### Given problem
Check each line of the records for "JSON"; collect those that have it.

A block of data
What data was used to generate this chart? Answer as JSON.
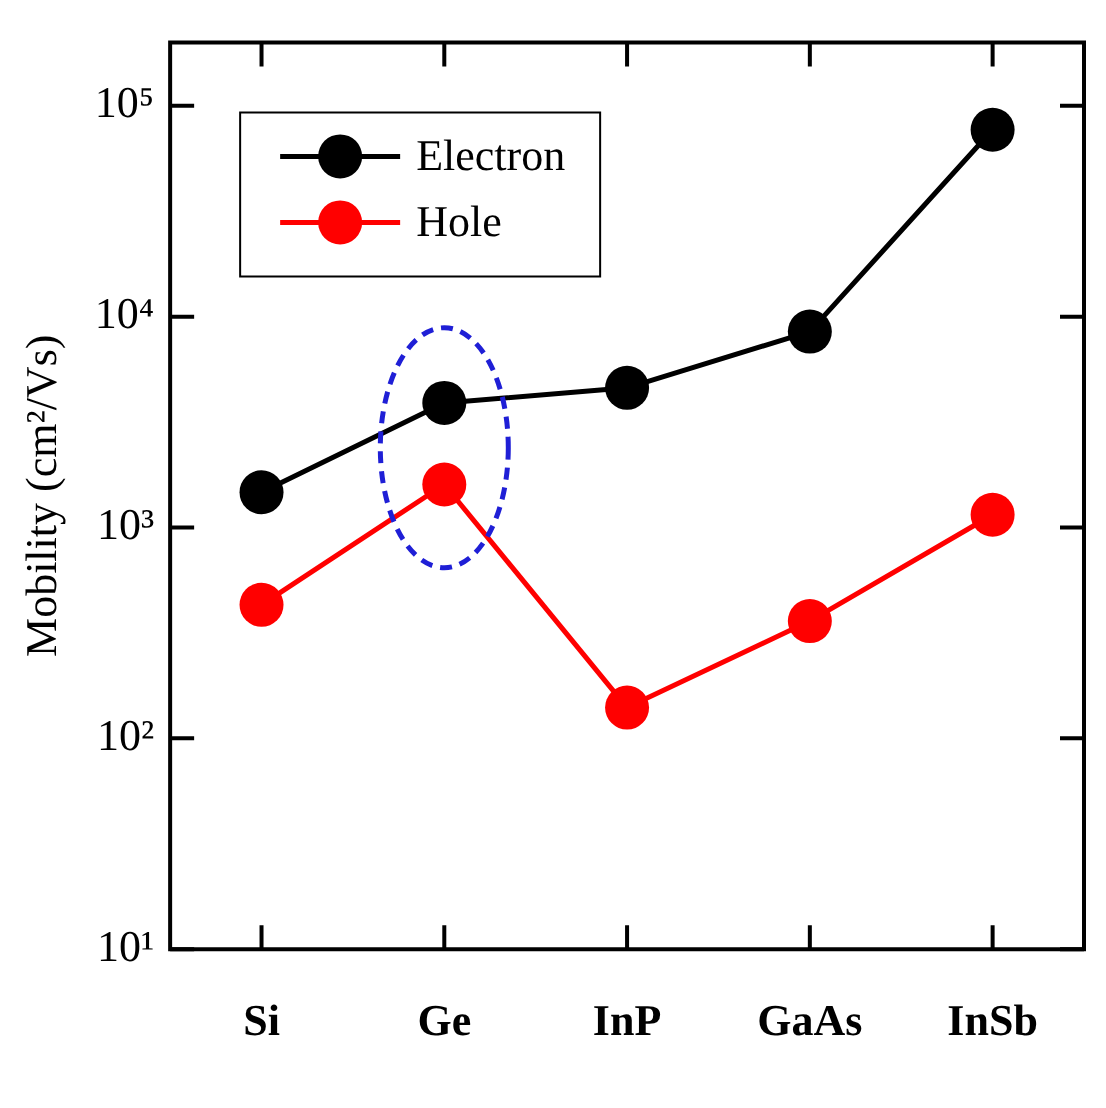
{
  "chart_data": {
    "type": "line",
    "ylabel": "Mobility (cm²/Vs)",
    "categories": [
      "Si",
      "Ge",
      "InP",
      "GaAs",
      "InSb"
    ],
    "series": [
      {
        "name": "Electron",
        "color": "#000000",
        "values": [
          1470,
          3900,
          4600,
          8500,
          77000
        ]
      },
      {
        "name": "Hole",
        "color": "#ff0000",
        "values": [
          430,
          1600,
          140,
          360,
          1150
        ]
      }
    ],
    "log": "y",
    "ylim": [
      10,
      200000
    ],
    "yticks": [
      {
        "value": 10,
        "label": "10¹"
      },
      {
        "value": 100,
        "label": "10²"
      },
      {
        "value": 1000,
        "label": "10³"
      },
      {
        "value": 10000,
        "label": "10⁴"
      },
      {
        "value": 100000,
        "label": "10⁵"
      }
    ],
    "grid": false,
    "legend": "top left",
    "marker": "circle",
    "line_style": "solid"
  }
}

---

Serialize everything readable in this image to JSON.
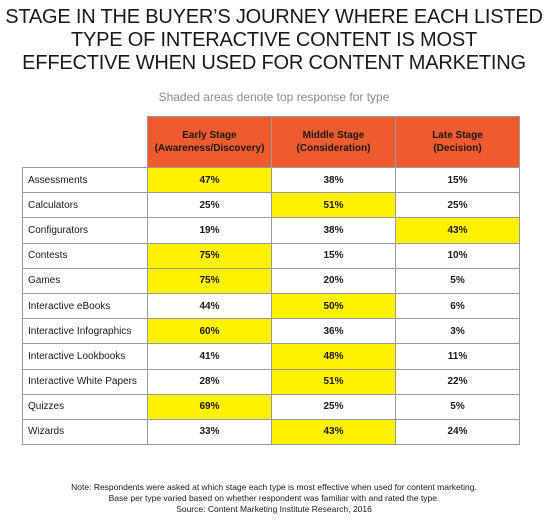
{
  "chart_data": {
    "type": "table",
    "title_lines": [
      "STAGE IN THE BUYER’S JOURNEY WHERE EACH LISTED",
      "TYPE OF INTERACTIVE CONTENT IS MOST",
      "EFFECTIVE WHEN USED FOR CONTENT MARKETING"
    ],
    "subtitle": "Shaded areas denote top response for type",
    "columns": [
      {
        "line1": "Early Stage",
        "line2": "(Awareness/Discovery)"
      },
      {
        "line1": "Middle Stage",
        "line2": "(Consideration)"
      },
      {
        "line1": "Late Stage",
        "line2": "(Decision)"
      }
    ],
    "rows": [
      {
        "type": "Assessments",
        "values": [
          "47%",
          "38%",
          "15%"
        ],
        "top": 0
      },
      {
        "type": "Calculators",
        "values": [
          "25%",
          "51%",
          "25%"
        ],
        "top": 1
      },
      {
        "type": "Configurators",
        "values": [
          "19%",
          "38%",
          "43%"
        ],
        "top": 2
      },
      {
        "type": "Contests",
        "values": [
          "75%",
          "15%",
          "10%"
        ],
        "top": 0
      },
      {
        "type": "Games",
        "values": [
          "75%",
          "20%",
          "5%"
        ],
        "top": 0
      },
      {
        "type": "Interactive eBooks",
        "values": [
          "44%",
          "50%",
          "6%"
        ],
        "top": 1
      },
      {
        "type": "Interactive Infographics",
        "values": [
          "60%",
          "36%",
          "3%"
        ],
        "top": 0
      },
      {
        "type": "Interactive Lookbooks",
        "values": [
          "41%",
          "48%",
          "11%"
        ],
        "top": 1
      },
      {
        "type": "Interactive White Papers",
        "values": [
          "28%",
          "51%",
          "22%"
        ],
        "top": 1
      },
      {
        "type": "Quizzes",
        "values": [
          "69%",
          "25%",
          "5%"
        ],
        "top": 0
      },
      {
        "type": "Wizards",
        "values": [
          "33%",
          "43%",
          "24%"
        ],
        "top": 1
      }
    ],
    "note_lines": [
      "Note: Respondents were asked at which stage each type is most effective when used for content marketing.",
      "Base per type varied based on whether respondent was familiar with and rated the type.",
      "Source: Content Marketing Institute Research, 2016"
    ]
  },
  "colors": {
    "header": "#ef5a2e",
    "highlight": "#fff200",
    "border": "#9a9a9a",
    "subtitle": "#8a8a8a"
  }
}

### Output for this task
What data was used to generate this chart? Answer as JSON.
Serialize everything readable in this image to JSON.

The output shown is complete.